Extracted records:
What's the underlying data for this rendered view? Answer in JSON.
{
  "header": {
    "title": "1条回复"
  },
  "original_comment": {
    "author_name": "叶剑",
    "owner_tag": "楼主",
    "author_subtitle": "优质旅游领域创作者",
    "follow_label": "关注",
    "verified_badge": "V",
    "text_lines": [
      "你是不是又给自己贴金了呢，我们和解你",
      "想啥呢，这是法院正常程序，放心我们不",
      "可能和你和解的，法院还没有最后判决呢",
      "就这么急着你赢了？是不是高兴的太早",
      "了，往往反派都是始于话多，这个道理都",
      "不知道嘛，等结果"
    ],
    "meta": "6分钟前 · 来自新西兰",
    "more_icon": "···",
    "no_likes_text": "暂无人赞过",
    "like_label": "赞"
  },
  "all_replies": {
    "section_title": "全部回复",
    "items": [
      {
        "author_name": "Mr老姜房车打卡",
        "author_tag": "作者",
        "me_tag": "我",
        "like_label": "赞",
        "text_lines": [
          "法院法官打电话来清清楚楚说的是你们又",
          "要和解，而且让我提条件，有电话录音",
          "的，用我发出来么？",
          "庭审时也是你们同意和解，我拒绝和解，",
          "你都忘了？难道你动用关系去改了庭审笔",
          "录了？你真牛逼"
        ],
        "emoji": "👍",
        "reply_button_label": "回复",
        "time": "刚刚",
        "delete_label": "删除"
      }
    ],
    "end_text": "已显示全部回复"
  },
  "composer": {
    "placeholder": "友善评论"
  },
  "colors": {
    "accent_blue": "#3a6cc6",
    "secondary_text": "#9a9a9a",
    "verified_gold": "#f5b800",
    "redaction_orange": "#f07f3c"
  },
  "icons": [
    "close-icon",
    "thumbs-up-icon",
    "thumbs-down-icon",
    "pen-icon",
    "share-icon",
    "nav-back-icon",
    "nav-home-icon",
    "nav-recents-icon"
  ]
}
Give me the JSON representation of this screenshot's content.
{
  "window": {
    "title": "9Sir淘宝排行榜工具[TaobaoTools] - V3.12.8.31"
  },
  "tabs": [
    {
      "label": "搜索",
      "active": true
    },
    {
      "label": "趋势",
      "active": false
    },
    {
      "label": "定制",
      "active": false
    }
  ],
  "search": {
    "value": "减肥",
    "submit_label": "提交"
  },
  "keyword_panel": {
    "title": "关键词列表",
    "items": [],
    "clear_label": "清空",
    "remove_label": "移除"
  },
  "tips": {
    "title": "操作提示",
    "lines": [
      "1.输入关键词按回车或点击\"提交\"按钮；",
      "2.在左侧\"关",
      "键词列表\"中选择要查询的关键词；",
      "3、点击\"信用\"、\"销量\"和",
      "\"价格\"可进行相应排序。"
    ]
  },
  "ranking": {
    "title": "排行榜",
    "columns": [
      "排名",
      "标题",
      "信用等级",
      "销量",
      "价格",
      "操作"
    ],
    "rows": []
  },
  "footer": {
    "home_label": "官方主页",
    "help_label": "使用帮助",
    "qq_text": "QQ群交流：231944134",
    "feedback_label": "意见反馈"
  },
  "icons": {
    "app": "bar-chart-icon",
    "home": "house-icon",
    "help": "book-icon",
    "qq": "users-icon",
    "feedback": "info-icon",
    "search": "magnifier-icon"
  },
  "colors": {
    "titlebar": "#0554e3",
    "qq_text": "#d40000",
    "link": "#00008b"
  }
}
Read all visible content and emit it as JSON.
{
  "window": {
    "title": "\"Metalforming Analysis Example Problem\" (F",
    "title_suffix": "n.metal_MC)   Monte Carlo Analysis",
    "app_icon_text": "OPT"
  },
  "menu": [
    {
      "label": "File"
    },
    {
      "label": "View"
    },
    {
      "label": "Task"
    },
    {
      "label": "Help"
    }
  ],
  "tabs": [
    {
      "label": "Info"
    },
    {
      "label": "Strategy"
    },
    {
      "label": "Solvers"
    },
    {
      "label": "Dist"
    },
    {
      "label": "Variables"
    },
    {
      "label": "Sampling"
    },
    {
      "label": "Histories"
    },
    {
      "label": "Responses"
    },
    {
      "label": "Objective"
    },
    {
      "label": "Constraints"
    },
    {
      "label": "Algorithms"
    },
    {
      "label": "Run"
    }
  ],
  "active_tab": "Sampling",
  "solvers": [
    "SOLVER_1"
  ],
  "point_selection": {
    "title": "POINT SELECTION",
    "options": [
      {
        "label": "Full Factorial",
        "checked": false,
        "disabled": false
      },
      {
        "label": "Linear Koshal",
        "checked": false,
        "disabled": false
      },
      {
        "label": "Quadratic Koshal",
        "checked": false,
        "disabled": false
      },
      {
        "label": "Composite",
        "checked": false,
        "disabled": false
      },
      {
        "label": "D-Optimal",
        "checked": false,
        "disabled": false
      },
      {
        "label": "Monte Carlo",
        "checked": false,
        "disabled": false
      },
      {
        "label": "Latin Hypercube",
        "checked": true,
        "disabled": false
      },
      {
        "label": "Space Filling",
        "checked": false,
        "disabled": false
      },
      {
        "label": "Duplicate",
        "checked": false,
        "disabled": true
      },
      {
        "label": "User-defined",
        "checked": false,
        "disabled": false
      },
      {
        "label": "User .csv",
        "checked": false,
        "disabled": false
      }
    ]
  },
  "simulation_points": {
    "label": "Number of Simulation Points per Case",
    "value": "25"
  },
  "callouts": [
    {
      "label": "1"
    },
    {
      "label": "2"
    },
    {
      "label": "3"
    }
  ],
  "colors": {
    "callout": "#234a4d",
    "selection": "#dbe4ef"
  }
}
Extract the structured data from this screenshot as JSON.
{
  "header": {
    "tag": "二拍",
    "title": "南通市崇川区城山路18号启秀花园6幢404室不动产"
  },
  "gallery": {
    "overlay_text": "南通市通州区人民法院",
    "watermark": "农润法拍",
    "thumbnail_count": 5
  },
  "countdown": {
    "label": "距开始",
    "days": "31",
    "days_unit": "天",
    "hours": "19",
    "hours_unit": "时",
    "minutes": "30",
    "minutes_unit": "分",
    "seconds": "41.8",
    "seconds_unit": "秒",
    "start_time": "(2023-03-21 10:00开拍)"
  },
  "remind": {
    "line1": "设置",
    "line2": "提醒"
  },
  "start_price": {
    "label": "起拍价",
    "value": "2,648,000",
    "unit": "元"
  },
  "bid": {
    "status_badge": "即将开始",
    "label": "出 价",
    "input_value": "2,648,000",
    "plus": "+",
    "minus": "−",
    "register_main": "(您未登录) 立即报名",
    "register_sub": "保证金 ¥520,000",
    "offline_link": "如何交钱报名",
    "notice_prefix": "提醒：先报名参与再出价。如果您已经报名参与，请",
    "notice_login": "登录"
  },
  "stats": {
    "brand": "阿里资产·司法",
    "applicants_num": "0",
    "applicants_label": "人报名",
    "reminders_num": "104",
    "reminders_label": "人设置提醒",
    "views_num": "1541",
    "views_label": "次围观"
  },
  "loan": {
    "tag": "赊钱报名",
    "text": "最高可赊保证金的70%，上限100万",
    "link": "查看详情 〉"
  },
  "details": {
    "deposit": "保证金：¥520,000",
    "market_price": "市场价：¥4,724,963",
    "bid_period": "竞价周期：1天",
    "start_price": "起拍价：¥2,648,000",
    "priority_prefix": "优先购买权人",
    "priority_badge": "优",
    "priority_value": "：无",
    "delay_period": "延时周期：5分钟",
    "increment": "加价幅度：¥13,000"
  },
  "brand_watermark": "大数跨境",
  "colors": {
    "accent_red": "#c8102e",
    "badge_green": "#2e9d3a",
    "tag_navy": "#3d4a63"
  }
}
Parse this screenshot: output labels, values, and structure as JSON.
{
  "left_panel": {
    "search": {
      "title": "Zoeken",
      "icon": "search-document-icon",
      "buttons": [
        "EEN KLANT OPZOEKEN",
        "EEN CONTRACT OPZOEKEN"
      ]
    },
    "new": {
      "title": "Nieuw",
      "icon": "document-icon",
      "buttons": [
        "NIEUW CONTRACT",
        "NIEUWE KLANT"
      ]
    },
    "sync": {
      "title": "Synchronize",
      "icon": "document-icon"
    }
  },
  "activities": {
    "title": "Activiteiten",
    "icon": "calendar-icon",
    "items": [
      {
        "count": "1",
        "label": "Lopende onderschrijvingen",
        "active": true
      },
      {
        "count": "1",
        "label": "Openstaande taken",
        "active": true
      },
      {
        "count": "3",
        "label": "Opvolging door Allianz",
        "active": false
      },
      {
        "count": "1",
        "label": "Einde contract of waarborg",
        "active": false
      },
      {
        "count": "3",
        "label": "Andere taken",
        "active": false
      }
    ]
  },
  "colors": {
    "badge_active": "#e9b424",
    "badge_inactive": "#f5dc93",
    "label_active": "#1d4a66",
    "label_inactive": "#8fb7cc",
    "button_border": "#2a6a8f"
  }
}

● The request
Say, as a bare number, how many lines in the entries above include the string "content".

● Answer for the task
2